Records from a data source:

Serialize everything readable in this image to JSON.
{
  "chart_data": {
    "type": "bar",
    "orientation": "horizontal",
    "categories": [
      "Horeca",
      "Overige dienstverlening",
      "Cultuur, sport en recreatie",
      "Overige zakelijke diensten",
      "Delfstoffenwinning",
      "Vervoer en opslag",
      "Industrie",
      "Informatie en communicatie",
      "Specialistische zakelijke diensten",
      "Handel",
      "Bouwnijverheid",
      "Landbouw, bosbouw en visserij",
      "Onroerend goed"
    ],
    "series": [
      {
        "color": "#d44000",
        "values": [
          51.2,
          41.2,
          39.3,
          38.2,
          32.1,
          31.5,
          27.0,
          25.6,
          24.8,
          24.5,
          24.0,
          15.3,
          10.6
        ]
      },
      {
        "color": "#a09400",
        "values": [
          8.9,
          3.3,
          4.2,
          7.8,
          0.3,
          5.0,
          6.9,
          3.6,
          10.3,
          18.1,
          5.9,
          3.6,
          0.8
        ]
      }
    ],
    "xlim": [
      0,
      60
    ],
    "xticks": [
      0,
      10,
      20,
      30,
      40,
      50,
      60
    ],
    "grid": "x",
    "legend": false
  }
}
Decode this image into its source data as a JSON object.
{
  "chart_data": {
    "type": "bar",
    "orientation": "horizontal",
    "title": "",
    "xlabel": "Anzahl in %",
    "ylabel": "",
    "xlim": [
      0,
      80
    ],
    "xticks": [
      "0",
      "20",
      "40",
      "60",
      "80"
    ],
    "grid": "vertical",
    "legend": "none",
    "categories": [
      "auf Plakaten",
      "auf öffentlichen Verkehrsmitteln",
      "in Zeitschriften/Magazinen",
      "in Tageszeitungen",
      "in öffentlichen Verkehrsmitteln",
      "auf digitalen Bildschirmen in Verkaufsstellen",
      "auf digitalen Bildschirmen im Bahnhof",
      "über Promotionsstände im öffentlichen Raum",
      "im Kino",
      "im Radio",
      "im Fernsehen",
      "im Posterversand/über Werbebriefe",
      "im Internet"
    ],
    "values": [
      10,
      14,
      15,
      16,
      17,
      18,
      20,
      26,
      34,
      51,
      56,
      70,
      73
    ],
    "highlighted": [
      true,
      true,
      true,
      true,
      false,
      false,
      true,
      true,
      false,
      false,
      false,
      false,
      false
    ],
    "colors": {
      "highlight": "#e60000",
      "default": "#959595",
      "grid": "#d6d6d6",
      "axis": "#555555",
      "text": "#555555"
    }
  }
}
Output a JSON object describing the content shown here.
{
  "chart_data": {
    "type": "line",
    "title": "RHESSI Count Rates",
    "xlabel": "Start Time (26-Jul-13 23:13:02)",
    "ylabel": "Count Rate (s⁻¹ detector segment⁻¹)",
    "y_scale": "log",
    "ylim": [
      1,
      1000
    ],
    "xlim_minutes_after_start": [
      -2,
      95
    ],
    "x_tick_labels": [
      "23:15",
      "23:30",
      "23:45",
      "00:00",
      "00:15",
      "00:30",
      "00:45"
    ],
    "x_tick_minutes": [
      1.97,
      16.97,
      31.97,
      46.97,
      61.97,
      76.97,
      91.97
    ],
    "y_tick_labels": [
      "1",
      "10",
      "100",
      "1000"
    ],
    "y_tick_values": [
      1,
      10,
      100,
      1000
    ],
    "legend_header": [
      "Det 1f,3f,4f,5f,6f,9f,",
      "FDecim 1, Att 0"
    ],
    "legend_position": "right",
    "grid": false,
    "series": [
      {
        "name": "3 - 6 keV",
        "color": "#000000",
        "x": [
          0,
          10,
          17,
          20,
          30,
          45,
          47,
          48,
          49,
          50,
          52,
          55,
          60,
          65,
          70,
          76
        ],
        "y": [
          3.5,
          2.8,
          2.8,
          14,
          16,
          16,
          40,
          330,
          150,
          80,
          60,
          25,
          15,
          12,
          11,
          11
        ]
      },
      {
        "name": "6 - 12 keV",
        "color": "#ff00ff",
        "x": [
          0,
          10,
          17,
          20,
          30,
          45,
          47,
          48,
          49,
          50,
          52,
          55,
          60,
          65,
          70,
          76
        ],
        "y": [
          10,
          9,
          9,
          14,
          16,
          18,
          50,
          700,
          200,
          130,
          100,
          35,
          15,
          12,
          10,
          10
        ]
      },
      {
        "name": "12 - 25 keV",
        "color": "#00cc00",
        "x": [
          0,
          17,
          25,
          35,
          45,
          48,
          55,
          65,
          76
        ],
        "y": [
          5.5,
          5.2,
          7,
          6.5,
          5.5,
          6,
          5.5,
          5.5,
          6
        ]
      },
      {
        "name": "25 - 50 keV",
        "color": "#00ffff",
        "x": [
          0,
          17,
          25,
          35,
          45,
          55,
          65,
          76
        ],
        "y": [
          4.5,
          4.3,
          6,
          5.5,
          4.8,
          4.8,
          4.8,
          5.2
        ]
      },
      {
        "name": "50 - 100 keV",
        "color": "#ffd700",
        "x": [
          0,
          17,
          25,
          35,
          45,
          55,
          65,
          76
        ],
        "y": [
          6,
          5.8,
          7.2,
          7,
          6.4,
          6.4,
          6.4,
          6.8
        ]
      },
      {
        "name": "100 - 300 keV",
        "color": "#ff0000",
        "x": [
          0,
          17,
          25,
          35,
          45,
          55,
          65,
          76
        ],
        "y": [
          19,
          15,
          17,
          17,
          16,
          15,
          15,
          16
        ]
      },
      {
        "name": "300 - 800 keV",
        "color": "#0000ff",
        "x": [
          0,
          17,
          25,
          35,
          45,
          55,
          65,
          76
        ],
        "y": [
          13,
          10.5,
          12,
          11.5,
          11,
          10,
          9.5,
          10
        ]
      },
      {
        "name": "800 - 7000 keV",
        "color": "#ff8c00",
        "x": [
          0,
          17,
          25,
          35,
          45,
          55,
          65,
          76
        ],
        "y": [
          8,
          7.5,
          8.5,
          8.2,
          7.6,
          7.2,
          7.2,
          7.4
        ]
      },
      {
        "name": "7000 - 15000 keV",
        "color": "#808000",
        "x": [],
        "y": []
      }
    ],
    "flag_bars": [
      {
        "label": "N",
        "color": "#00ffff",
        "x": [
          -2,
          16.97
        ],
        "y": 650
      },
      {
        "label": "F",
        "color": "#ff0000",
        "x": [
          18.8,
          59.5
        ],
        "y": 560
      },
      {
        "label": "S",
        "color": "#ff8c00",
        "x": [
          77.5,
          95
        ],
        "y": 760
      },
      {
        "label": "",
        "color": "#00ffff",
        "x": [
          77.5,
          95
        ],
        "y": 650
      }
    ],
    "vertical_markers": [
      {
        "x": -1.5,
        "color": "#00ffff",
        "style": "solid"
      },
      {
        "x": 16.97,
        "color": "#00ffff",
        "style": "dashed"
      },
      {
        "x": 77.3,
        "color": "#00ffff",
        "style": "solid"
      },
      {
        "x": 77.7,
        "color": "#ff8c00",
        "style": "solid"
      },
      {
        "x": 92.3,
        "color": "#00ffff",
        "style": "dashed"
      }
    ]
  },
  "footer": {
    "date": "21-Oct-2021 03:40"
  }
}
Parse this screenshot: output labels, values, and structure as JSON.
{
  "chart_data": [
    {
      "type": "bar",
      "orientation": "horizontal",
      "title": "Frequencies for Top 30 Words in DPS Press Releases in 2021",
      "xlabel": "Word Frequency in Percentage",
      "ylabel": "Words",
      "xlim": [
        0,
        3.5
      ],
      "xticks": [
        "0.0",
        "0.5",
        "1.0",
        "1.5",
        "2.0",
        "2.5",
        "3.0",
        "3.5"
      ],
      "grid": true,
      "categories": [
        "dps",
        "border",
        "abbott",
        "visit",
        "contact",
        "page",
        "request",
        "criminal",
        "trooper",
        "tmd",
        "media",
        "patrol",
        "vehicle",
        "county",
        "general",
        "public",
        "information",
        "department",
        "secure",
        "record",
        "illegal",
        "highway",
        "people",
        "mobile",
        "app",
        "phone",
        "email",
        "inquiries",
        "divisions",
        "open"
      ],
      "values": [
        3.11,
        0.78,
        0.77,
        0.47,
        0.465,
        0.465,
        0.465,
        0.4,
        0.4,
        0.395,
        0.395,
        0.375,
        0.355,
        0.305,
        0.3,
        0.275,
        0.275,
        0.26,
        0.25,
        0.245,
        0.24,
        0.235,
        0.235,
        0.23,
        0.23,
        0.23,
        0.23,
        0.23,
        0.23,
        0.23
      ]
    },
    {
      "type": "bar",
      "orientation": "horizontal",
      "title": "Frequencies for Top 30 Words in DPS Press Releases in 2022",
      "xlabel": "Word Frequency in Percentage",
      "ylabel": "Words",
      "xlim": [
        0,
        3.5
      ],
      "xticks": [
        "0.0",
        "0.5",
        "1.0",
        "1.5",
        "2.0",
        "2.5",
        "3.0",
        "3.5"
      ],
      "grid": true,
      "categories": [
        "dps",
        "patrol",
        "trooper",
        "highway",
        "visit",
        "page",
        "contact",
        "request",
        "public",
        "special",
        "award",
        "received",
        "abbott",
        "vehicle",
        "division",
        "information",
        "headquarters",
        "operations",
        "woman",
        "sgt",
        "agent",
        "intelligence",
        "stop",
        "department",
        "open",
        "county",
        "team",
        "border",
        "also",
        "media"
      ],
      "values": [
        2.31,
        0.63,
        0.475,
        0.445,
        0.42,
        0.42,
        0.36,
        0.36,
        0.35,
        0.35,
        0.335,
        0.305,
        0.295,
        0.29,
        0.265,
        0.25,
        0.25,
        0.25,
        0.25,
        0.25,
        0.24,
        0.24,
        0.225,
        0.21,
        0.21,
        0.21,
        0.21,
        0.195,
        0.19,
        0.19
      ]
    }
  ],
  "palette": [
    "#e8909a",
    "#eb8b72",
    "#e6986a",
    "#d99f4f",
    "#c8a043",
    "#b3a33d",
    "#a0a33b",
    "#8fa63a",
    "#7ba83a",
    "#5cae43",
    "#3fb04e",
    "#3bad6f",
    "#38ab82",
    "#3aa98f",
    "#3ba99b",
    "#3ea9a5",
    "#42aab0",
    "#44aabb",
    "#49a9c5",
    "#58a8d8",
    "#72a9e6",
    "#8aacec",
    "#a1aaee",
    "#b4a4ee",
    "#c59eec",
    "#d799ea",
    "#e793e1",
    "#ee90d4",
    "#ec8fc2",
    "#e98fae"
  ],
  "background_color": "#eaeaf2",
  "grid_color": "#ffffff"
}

◆ **GOAL**
Please list every line of the records that contains "image".

◆ **TASK RESPONSE**
Serialize everything readable in this image to JSON.
Decode this image into its source data as a JSON object.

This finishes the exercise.